PROMPT | Copy each line of the material below that includes the string "candlestick".

Figure record extracts |

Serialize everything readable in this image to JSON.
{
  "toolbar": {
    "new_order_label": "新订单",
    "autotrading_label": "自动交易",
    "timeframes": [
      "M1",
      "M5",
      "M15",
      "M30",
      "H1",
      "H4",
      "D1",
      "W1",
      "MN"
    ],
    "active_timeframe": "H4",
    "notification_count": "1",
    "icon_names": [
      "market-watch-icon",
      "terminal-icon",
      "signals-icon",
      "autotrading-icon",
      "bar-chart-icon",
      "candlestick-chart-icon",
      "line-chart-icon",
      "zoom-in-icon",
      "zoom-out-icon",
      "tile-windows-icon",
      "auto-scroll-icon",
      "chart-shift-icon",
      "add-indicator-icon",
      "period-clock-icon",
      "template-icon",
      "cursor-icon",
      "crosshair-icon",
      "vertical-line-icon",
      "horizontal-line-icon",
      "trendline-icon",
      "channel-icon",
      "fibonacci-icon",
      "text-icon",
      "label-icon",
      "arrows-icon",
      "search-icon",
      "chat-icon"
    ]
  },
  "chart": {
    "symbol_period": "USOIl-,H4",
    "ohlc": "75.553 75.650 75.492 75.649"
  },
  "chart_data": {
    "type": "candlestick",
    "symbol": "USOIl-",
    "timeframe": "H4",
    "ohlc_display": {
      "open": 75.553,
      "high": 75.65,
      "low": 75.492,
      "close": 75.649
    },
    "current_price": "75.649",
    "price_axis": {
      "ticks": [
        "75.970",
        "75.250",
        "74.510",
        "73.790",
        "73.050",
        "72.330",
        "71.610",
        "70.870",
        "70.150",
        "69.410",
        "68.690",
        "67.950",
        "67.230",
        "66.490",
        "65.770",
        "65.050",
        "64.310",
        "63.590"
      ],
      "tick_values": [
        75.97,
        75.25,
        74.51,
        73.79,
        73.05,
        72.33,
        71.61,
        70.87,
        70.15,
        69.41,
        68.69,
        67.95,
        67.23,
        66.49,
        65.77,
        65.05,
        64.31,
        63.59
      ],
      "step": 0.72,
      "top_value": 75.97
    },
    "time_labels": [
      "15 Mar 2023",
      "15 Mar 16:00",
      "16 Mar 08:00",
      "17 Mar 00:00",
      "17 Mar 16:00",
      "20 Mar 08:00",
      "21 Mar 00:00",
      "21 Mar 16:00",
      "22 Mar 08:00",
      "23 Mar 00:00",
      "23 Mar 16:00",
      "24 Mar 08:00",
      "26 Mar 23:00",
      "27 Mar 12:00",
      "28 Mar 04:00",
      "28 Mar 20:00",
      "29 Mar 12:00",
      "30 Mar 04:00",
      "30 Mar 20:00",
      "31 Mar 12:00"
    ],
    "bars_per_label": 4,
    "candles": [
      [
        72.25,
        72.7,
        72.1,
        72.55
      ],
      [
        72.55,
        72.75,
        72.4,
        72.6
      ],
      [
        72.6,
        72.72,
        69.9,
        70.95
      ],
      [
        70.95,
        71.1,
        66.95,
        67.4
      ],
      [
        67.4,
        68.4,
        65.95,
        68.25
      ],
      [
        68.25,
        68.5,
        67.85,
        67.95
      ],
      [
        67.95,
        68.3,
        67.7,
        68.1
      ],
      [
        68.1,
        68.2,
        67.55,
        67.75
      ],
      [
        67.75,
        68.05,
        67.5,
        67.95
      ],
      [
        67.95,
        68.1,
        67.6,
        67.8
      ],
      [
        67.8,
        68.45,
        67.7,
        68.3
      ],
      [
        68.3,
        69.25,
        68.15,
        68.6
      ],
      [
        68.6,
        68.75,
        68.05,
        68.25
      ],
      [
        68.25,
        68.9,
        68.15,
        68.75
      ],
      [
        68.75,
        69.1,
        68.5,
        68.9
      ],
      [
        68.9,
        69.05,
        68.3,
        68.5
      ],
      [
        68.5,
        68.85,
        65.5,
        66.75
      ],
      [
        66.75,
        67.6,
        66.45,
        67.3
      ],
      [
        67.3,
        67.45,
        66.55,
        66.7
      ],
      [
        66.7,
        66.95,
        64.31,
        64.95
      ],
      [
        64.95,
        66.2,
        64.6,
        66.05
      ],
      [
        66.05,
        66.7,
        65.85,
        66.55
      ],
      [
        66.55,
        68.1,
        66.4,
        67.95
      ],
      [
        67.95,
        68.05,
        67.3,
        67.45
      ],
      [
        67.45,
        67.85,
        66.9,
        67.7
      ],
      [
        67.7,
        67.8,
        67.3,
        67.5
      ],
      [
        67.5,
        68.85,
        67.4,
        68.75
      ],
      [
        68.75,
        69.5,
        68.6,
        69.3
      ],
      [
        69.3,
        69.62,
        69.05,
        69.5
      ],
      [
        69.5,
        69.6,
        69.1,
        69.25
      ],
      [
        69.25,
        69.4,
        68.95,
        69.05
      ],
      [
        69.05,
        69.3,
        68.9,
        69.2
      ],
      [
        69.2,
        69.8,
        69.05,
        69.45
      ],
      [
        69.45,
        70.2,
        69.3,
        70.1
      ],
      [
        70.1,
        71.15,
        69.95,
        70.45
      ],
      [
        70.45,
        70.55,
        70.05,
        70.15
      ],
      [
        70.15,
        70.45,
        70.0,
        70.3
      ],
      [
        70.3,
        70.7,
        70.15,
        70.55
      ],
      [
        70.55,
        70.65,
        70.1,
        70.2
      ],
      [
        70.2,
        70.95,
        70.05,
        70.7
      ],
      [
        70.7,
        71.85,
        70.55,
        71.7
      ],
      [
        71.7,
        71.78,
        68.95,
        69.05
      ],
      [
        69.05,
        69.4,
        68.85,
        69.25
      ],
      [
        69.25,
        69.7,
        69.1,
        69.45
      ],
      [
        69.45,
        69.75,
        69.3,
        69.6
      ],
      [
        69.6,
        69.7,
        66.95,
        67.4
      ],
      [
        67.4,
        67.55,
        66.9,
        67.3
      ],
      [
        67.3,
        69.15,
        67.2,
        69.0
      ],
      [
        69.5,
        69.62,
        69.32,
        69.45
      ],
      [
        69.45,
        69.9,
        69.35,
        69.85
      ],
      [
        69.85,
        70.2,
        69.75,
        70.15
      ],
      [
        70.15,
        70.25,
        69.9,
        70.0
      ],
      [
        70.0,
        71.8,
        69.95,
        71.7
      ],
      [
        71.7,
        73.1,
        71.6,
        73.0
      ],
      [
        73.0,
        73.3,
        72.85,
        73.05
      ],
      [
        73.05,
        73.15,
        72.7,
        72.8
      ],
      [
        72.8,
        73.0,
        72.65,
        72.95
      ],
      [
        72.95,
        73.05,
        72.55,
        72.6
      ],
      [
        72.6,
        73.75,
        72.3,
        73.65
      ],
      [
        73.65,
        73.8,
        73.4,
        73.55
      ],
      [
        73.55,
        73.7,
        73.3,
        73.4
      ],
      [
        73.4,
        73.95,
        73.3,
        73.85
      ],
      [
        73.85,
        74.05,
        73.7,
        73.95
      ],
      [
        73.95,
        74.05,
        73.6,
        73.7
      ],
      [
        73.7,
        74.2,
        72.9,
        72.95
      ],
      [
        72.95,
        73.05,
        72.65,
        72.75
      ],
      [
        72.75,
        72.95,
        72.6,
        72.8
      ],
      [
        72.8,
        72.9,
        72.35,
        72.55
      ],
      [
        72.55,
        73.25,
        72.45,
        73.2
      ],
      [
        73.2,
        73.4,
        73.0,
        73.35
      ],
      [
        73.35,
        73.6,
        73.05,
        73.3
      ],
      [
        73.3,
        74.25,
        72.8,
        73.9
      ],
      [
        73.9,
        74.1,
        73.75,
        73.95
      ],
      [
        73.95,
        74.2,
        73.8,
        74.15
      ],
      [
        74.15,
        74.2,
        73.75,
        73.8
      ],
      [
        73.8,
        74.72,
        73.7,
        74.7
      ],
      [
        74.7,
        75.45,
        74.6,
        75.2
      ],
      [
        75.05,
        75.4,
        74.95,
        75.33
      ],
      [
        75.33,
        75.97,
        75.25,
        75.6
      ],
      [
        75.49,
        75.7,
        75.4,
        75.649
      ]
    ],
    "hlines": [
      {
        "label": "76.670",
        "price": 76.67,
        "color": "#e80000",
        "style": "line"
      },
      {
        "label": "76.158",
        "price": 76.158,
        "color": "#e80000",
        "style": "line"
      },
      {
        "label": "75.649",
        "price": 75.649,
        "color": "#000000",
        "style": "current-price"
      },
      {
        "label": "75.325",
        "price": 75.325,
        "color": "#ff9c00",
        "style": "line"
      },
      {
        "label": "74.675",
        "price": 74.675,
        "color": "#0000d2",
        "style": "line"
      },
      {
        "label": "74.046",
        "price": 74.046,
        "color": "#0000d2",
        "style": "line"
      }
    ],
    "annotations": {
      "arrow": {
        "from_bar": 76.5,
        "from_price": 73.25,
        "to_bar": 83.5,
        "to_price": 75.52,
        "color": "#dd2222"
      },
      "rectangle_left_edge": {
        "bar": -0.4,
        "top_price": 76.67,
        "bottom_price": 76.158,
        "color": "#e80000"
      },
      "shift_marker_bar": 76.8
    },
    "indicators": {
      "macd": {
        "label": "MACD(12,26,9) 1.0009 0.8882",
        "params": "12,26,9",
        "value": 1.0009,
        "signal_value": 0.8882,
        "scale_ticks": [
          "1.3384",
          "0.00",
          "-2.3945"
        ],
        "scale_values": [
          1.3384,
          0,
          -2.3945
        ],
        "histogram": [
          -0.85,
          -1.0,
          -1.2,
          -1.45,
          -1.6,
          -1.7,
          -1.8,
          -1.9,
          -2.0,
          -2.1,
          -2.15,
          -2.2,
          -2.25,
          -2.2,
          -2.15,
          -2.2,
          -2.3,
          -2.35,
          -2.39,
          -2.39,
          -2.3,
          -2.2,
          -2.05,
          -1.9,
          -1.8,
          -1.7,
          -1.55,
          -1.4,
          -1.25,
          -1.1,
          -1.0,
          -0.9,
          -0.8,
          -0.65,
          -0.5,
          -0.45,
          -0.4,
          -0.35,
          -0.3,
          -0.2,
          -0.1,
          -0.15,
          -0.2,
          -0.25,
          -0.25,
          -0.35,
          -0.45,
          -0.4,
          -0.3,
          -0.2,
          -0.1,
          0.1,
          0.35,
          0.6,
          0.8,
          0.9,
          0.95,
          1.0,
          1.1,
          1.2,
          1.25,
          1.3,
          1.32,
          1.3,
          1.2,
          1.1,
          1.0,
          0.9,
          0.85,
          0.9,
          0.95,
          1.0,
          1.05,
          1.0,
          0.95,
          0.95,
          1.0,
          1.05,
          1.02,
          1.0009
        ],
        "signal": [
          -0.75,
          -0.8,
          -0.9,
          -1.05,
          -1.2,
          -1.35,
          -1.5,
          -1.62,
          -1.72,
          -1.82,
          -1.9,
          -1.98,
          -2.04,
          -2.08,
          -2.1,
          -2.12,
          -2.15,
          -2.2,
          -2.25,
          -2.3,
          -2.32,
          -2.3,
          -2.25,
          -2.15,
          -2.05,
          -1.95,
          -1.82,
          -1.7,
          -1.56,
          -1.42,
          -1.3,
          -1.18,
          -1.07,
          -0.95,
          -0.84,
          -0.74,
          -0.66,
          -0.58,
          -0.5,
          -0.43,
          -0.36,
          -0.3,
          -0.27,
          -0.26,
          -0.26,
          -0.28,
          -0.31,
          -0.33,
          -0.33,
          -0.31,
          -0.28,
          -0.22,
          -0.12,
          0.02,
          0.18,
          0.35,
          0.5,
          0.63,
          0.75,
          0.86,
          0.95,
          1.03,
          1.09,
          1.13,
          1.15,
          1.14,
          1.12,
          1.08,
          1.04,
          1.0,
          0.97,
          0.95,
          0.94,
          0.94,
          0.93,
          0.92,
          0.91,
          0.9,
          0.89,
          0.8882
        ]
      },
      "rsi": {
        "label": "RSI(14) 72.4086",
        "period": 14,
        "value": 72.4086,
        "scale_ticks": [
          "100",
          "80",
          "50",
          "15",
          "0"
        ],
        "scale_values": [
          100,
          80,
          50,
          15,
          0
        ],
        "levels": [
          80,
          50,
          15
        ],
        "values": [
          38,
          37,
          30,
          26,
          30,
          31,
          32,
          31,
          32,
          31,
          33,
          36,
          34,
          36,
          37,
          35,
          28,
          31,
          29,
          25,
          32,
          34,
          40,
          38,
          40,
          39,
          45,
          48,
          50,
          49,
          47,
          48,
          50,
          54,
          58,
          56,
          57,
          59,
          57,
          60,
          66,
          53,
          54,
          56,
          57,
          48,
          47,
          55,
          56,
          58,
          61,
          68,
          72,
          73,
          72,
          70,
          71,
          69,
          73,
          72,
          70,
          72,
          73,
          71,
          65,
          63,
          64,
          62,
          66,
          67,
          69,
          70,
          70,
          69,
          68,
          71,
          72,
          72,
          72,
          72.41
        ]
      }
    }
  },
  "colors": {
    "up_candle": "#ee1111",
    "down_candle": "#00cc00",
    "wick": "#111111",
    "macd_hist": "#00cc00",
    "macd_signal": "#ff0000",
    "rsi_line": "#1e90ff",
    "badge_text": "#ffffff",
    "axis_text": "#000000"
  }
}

TASK RESULT |
      "candlestick-chart-icon",
    "type": "candlestick",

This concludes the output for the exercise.